## Problem requirements
Copy the records below exactly as they appear.
::::
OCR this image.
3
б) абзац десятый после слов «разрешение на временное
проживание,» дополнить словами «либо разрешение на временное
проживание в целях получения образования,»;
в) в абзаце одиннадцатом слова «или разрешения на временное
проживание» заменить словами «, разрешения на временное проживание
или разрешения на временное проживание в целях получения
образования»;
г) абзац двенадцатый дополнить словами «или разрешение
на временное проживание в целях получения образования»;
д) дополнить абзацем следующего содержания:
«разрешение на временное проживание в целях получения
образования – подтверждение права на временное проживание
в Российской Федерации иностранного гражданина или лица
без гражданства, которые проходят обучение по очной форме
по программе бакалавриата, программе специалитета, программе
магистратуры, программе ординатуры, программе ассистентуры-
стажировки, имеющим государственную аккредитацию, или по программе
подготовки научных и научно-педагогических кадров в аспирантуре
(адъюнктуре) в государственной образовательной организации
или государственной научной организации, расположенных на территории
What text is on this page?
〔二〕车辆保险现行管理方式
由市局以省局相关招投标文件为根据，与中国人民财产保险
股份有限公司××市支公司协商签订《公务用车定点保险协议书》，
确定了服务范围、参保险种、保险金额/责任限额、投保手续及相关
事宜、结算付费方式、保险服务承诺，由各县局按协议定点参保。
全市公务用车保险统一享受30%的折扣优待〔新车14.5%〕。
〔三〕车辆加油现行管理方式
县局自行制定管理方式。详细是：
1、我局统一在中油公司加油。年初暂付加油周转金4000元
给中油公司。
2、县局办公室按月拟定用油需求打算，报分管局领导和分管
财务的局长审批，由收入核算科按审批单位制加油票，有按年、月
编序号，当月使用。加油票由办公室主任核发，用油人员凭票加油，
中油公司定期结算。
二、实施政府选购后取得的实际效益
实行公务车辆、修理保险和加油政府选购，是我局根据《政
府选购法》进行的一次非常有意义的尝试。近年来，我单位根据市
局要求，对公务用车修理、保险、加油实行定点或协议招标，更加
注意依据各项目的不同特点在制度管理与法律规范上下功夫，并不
::::
## Result
OCR this image.
3
б) абзац десятый после слов «разрешение на временное
проживание,» дополнить словами «либо разрешение на временное
проживание в целях получения образования,»;
в) в абзаце одиннадцатом слова «или разрешения на временное
проживание» заменить словами «, разрешения на временное проживание
или разрешения на временное проживание в целях получения
образования»;
г) абзац двенадцатый дополнить словами «или разрешение
на временное проживание в целях получения образования»;
д) дополнить абзацем следующего содержания:
«разрешение на временное проживание в целях получения
образования – подтверждение права на временное проживание
в Российской Федерации иностранного гражданина или лица
без гражданства, которые проходят обучение по очной форме
по программе бакалавриата, программе специалитета, программе
магистратуры, программе ординатуры, программе ассистентуры-
стажировки, имеющим государственную аккредитацию, или по программе
подготовки научных и научно-педагогических кадров в аспирантуре
(адъюнктуре) в государственной образовательной организации
или государственной научной организации, расположенных на территории
What text is on this page?
〔二〕车辆保险现行管理方式
由市局以省局相关招投标文件为根据，与中国人民财产保险
股份有限公司××市支公司协商签订《公务用车定点保险协议书》，
确定了服务范围、参保险种、保险金额/责任限额、投保手续及相关
事宜、结算付费方式、保险服务承诺，由各县局按协议定点参保。
全市公务用车保险统一享受30%的折扣优待〔新车14.5%〕。
〔三〕车辆加油现行管理方式
县局自行制定管理方式。详细是：
1、我局统一在中油公司加油。年初暂付加油周转金4000元
给中油公司。
2、县局办公室按月拟定用油需求打算，报分管局领导和分管
财务的局长审批，由收入核算科按审批单位制加油票，有按年、月
编序号，当月使用。加油票由办公室主任核发，用油人员凭票加油，
中油公司定期结算。
二、实施政府选购后取得的实际效益
实行公务车辆、修理保险和加油政府选购，是我局根据《政
府选购法》进行的一次非常有意义的尝试。近年来，我单位根据市
局要求，对公务用车修理、保险、加油实行定点或协议招标，更加
注意依据各项目的不同特点在制度管理与法律规范上下功夫，并不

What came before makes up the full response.